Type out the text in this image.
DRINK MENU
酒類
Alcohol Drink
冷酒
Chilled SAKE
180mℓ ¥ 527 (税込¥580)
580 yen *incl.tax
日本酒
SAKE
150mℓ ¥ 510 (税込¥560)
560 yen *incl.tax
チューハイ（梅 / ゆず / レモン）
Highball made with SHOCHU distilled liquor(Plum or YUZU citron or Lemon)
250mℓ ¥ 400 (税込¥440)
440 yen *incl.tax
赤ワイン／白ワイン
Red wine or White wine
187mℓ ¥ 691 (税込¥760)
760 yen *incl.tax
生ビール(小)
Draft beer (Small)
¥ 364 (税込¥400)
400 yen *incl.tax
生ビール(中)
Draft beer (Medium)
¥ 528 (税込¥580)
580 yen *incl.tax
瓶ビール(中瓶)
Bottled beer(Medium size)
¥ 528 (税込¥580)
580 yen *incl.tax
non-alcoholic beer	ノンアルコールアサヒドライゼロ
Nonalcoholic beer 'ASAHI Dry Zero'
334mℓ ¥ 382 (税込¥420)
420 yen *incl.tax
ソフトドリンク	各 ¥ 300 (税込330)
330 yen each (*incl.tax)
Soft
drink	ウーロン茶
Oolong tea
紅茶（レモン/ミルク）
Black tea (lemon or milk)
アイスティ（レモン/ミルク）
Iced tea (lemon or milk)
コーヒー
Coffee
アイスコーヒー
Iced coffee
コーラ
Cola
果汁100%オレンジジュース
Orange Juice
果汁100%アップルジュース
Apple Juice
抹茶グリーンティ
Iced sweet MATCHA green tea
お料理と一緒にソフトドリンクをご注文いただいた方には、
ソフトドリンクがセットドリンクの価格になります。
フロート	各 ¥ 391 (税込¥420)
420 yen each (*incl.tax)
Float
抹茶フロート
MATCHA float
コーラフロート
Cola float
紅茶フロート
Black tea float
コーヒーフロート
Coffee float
* * * *
**WHAT THE TASK ASKS**:
Every line that holds the string "beer" should be returned.

**TASK RESULT**:
Draft beer (Small)
Draft beer (Medium)
Bottled beer(Medium size)
non-alcoholic beer	ノンアルコールアサヒドライゼロ
Nonalcoholic beer 'ASAHI Dry Zero'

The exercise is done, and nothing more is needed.